Problem statement: Show all lines holding "July".

Stored items:
──────────

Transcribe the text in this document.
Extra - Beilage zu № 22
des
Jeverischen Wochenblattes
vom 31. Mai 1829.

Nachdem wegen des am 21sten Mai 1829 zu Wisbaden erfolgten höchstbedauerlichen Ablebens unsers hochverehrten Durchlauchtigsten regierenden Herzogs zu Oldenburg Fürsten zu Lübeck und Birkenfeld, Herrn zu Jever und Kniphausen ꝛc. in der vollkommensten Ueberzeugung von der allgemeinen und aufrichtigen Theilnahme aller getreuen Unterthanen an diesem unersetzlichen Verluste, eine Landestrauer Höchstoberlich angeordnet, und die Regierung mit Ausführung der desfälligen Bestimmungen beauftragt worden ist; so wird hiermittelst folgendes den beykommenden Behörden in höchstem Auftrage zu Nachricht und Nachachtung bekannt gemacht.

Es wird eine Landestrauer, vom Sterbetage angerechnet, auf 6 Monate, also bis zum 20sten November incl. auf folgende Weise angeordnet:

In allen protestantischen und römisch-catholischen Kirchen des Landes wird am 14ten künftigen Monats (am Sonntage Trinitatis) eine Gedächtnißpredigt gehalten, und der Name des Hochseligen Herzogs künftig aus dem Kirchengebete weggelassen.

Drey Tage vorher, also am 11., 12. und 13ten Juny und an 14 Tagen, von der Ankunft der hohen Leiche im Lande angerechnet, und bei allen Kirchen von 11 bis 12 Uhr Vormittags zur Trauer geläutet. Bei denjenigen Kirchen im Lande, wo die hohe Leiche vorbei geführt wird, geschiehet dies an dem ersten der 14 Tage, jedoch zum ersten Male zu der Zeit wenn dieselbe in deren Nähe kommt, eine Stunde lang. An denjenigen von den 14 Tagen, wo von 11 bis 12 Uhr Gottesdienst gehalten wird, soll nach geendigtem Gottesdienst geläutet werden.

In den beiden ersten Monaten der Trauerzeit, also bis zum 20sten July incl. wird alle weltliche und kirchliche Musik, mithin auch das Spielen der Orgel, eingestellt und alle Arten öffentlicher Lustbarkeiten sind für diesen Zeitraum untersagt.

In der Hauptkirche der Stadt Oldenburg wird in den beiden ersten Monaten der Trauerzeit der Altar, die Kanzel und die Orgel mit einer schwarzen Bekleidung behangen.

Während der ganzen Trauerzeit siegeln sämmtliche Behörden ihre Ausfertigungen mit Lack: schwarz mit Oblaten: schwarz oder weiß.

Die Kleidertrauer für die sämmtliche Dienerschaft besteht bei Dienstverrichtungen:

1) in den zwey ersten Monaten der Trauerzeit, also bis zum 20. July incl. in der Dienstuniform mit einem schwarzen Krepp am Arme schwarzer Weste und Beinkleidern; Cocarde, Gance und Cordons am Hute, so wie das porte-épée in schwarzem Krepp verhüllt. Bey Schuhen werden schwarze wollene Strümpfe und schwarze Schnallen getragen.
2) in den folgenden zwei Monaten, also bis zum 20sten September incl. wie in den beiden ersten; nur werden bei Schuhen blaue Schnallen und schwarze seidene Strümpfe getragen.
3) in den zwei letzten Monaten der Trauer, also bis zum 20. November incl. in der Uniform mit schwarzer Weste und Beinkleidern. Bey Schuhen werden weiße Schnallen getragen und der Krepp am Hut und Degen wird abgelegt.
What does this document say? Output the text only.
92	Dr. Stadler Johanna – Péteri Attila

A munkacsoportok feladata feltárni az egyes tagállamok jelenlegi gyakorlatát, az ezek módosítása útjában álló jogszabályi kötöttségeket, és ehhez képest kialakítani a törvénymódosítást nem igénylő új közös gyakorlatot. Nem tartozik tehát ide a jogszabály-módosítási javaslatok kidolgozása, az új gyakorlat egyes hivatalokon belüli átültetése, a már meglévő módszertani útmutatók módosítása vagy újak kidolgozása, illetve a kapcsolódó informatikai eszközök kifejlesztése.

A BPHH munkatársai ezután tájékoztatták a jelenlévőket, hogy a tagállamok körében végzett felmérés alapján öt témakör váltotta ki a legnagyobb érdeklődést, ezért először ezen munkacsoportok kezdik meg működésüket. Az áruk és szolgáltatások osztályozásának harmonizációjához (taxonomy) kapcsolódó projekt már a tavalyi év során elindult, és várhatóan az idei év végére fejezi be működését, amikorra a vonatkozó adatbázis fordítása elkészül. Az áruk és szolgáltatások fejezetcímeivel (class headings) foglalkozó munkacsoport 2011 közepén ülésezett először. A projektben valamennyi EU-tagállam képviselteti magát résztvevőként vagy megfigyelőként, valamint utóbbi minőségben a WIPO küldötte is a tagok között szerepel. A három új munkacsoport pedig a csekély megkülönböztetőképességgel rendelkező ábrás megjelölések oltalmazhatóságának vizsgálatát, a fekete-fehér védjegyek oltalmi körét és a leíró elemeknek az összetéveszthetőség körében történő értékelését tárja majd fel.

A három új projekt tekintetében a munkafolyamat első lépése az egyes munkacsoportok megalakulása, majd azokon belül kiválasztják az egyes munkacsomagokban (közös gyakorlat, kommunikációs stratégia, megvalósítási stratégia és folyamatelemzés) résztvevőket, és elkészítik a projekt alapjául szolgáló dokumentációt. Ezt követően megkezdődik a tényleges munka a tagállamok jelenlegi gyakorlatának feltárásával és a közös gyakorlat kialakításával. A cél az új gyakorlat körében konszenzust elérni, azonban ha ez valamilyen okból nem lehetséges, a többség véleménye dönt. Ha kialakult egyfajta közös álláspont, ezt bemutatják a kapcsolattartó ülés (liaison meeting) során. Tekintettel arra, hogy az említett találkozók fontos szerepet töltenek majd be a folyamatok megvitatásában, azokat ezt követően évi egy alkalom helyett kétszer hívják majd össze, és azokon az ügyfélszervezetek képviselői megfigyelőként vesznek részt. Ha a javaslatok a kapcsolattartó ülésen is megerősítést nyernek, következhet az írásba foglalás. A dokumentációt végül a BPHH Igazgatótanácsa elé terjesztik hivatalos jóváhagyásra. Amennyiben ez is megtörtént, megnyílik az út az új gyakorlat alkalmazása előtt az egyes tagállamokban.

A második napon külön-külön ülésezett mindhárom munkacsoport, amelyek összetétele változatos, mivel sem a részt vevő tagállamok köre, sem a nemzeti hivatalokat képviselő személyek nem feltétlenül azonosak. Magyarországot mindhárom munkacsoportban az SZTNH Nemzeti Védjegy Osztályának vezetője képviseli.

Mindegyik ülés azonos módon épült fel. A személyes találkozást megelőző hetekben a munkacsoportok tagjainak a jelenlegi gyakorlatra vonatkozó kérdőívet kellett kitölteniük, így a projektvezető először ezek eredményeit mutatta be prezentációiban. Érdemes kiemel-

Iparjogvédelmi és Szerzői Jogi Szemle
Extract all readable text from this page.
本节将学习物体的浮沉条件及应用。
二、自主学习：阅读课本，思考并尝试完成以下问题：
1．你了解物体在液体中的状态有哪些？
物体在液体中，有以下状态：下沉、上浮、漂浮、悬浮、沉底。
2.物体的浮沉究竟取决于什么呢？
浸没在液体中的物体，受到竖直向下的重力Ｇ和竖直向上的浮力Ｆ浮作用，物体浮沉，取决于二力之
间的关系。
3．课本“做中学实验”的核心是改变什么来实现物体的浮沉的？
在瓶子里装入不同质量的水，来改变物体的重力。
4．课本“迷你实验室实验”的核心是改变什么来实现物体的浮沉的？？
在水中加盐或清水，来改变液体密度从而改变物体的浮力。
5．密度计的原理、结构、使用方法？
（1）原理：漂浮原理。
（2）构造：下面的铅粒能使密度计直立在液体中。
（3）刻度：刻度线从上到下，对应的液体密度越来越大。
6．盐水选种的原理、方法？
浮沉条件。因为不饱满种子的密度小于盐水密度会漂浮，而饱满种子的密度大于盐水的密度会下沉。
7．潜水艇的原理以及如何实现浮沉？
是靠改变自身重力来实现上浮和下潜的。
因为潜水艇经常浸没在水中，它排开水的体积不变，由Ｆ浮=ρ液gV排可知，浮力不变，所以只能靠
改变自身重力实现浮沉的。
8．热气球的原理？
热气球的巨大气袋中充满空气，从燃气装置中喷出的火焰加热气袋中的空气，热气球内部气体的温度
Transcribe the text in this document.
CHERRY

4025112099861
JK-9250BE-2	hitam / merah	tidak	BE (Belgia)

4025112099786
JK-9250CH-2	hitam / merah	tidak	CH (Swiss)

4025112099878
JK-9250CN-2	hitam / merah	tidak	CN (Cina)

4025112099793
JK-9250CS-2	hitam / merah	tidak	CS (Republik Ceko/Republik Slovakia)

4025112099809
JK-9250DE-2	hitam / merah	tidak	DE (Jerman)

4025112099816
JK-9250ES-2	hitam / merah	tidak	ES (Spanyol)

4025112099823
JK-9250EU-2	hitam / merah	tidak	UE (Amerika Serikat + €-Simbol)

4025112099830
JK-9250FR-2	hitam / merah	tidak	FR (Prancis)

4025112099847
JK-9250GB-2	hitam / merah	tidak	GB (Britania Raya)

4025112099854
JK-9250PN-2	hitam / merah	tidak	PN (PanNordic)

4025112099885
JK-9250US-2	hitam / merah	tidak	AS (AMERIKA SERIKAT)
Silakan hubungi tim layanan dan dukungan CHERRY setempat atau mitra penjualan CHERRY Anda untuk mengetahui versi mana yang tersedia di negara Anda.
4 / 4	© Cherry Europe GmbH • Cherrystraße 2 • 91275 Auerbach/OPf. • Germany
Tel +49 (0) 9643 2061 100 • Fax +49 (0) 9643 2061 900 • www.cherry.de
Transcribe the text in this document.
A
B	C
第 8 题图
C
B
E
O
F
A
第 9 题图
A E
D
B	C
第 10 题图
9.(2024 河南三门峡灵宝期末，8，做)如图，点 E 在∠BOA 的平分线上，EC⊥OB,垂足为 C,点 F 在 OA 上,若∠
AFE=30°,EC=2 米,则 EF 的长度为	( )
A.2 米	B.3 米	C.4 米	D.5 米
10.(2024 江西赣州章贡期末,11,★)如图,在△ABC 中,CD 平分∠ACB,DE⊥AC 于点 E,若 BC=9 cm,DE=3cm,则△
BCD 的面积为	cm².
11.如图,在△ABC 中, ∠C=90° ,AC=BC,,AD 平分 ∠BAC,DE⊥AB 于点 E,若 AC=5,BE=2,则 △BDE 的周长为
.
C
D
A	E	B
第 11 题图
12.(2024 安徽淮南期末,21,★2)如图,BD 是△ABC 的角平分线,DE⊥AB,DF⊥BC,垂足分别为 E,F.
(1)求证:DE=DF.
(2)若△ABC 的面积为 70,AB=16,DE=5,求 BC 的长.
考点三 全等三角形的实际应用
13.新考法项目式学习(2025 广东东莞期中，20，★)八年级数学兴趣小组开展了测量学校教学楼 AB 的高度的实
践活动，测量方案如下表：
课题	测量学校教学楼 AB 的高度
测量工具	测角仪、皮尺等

──────────

Complete output:
In den beiden ersten Monaten der Trauerzeit, also bis zum 20sten July incl. wird alle weltliche und kirchliche Musik, mithin auch das Spielen der Orgel, eingestellt und alle Arten öffentlicher Lustbarkeiten sind für diesen Zeitraum untersagt.
1) in den zwey ersten Monaten der Trauerzeit, also bis zum 20. July incl. in der Dienstuniform mit einem schwarzen Krepp am Arme schwarzer Weste und Beinkleidern; Cocarde, Gance und Cordons am Hute, so wie das porte-épée in schwarzem Krepp verhüllt. Bey Schuhen werden schwarze wollene Strümpfe und schwarze Schnallen getragen.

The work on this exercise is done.